>>>>>

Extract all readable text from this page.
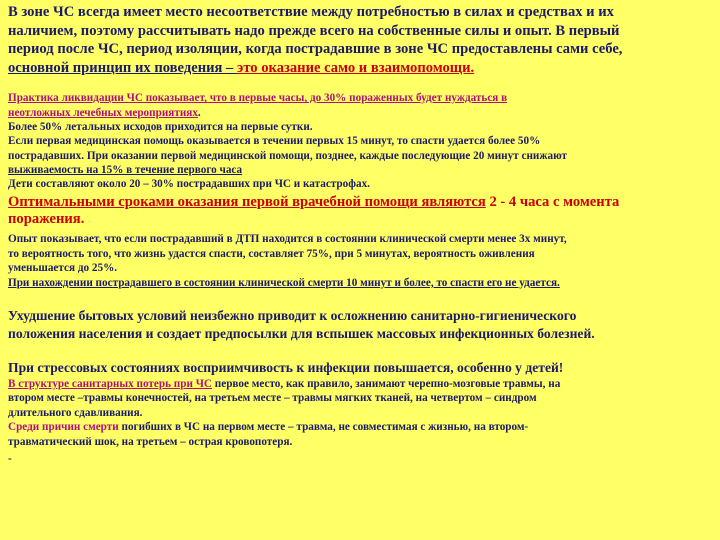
В зоне ЧС всегда имеет место несоответствие между потребностью в силах и средствах и их
наличием, поэтому рассчитывать надо прежде всего на собственные силы и опыт. В первый
период после ЧС, период изоляции, когда пострадавшие в зоне ЧС предоставлены сами себе,
основной принцип их поведения – это оказание само и взаимопомощи.
Практика ликвидации ЧС показывает, что в первые часы, до 30% пораженных будет нуждаться в
неотложных лечебных мероприятиях.
Более 50% летальных исходов приходится на первые сутки.
Если первая медицинская помощь оказывается в течении первых 15 минут, то спасти удается более 50%
пострадавших. При оказании первой медицинской помощи, позднее, каждые последующие 20 минут снижают
выживаемость на 15% в течение первого часа
Дети составляют около 20 – 30% пострадавших при ЧС и катастрофах.
Оптимальными сроками оказания первой врачебной помощи являются 2 - 4 часа с момента
поражения.
Опыт показывает, что если пострадавший в ДТП находится в состоянии клинической смерти менее 3х минут,
то вероятность того, что жизнь удастся спасти, составляет 75%, при 5 минутах, вероятность оживления
уменьшается до 25%.
При нахождении пострадавшего в состоянии клинической смерти 10 минут и более, то спасти его не удается.
Ухудшение бытовых условий неизбежно приводит к осложнению санитарно-гигиенического
положения населения и создает предпосылки для вспышек массовых инфекционных болезней.
При стрессовых состояниях восприимчивость к инфекции повышается, особенно у детей!
В структуре санитарных потерь при ЧС первое место, как правило, занимают черепно-мозговые травмы, на
втором месте –травмы конечностей, на третьем месте – травмы мягких тканей, на четвертом – синдром
длительного сдавливания.
Среди причин смерти погибших в ЧС на первом месте – травма, не совместимая с жизнью, на втором-
травматический шок, на третьем – острая кровопотеря.
-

<<<<<

> [Problem details]: Using the data above, print every line exactly, omitting pictures.

> [Result of this task]:
Extract all readable text from this page.
В зоне ЧС всегда имеет место несоответствие между потребностью в силах и средствах и их
наличием, поэтому рассчитывать надо прежде всего на собственные силы и опыт. В первый
период после ЧС, период изоляции, когда пострадавшие в зоне ЧС предоставлены сами себе,
основной принцип их поведения – это оказание само и взаимопомощи.
Практика ликвидации ЧС показывает, что в первые часы, до 30% пораженных будет нуждаться в
неотложных лечебных мероприятиях.
Более 50% летальных исходов приходится на первые сутки.
Если первая медицинская помощь оказывается в течении первых 15 минут, то спасти удается более 50%
пострадавших. При оказании первой медицинской помощи, позднее, каждые последующие 20 минут снижают
выживаемость на 15% в течение первого часа
Дети составляют около 20 – 30% пострадавших при ЧС и катастрофах.
Оптимальными сроками оказания первой врачебной помощи являются 2 - 4 часа с момента
поражения.
Опыт показывает, что если пострадавший в ДТП находится в состоянии клинической смерти менее 3х минут,
то вероятность того, что жизнь удастся спасти, составляет 75%, при 5 минутах, вероятность оживления
уменьшается до 25%.
При нахождении пострадавшего в состоянии клинической смерти 10 минут и более, то спасти его не удается.
Ухудшение бытовых условий неизбежно приводит к осложнению санитарно-гигиенического
положения населения и создает предпосылки для вспышек массовых инфекционных болезней.
При стрессовых состояниях восприимчивость к инфекции повышается, особенно у детей!
В структуре санитарных потерь при ЧС первое место, как правило, занимают черепно-мозговые травмы, на
втором месте –травмы конечностей, на третьем месте – травмы мягких тканей, на четвертом – синдром
длительного сдавливания.
Среди причин смерти погибших в ЧС на первом месте – травма, не совместимая с жизнью, на втором-
травматический шок, на третьем – острая кровопотеря.
-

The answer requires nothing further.